> [Extrait du document]
Dans son rapport annuel sur le Liban, le Fonds monétaire international appelle la Banque centrale à revenir, si nécessaire, à des politiques monétaires plus conventionnelles.

Dans son dernier rapport sur le Liban, publié le 24 janvier, le Fonds monétaire international (FMI) dresse un bilan mitigé de l’ingénierie financière mise en place l’été dernier par la Banque du Liban (BDL). « Cette opération a renforcé les réserves en devises de la Banque centrale et le capital des banques, mais elle a aussi induit une injection de liquidités en livres et une érosion des réserves en devises des banques qu’il faut maintenant gérer », résume l’institution.
« Historiquement, l’économie libanaise a réussi à maintenir de grands déséquilibres et à surmonter des chocs significatifs grâce à une structure macro-financière dans laquelle les banques attirent les capitaux des investisseurs étrangers et de la diaspora libanaise pour financer le déficit budgétaire, et celui des comptes courants. Mais à partir de mi-2015, les flux ont commencé à décélérer », rappelle le Fonds.
Face à des besoins de financement en dollars toujours croissants, les réserves brutes en devises de la BDL ont fondu de 10,1 % sur un an, à 35,1 milliards de dollars fin mai. La BDL a donc mené une opération non conventionnelle, en plusieurs étapes, dont l’objectif était, “entre autres”, de reconstituer ces réserves.

Opération en trois étapes

Elle a commencé par échanger des titres de dette en livres par de nouveaux eurobonds émis par le ministère des Finances, pour un montant de 2 milliards de dollars. Cette opération a aidé à réduire le coût du service de la dette publique et rallongé sa maturité, reconnaît le Fonds. À partir de juin, la BDL s’est mise à vendre ces eurobonds ainsi que d’autres titres en devises aux banques, pour un montant total estimé à 13 milliards de dollars. Par conséquent, les réserves en devises brutes de la BDL sont remontées à 40,6 milliards de dollars fin octobre, tandis que la balance des paiements affichait un excédent cumulé de 555 millions de dollars.

> [Matériel fourni]
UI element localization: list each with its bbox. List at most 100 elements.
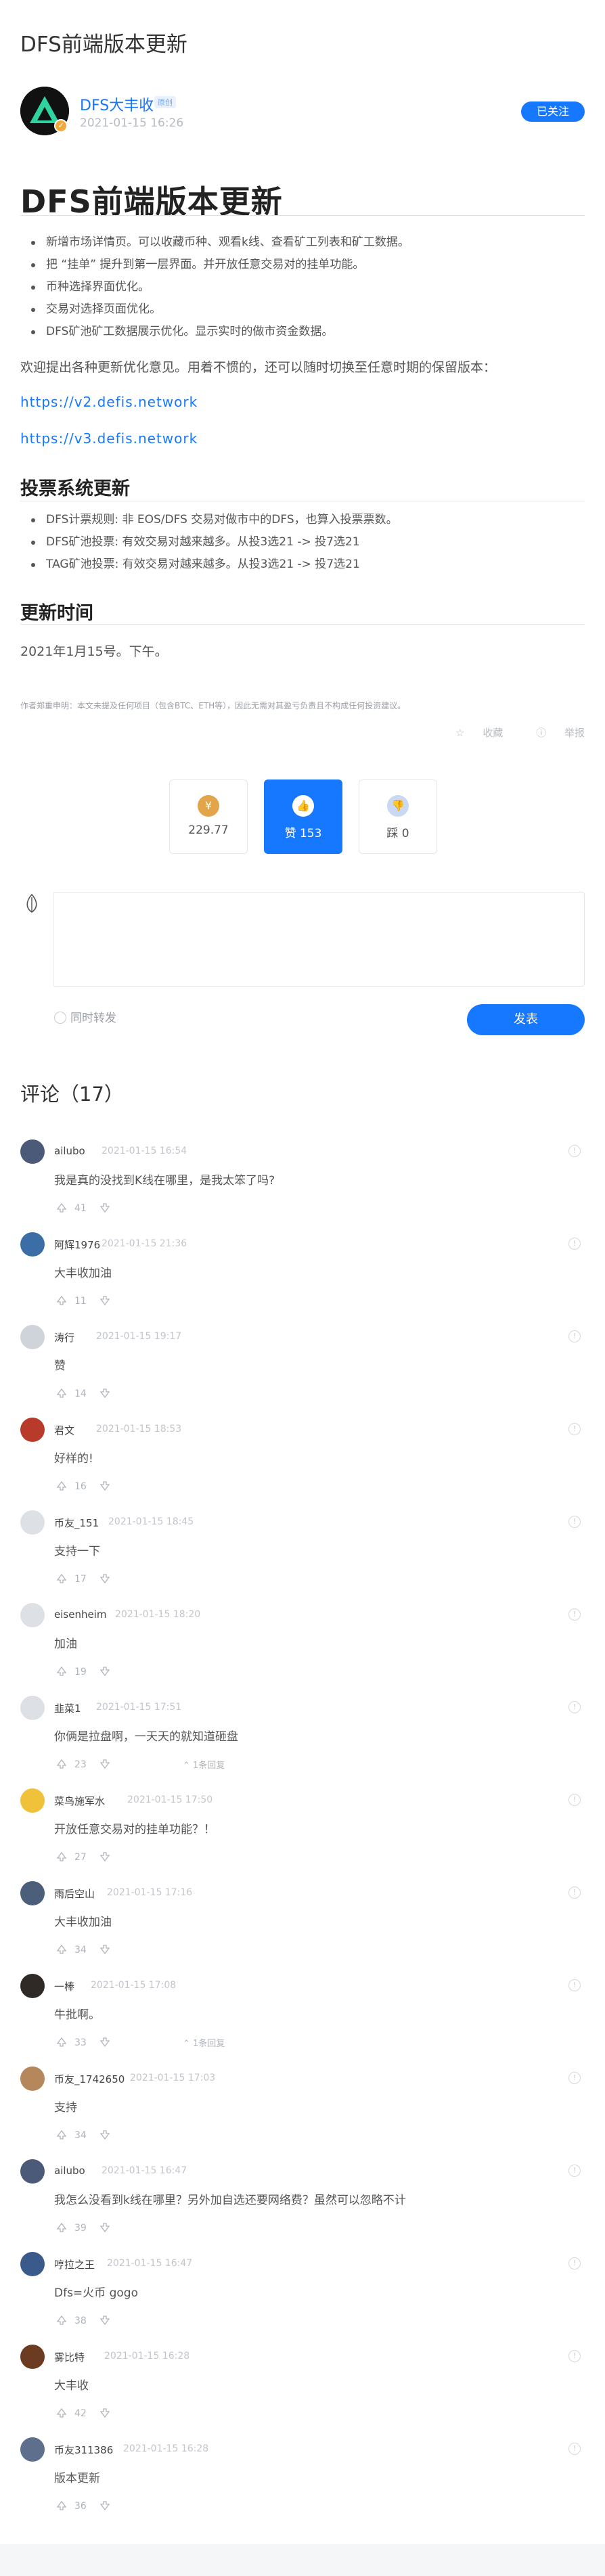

> [Objectifs]
1. Imprimez le passage de l'article sur le Liban allant de « Face à des besoins » jusqu'à « reconstituer ces réserves. » inclus.
2. D'après l'article sur le Liban, à quel niveau les réserves brutes en devises de la BDL sont-elles remontées fin octobre ?
3. Reprenez l'article sur le Liban à la suite de sa dernière phrase.
Le matériel fourni n'est d'aucune utilité ici.

> [Réponses attendues]
1.
Face à des besoins de financement en dollars toujours croissants, les réserves brutes en devises de la BDL ont fondu de 10,1 % sur un an, à 35,1 milliards de dollars fin mai. La BDL a donc mené une opération non conventionnelle, en plusieurs étapes, dont l’objectif était, “entre autres”, de reconstituer ces réserves.

2. 40,6 milliards de dollars.

3.
Le volet le plus controversé de l’opération concerne les incitations données aux banques pour participer à l’opération. Pour chaque achat de titres en devises, la BDL leur a escompté un montant équivalent de bons du Trésor en livres à 0 %, en partageant avec elles les bénéfices, à parts égales. Concrètement, pour un titre d’une valeur faciale de 100 livres avec un coupon de 8 % et une maturité restante de 10 ans, la BDL a versé aux banques 140 livres : 100 livres pour le principal et la moitié des 80 livres de gains qu’elles auraient réalisés si elles avaient conservé les titres jusqu’à maturité. « Cet escompte à 0 % équivaut à une injection de capital dans les banques de l’ordre de 10 % du PIB, sans prise de participation. » En d’autres termes, la Banque centrale a renfloué les banques sans rien leur demander en retour.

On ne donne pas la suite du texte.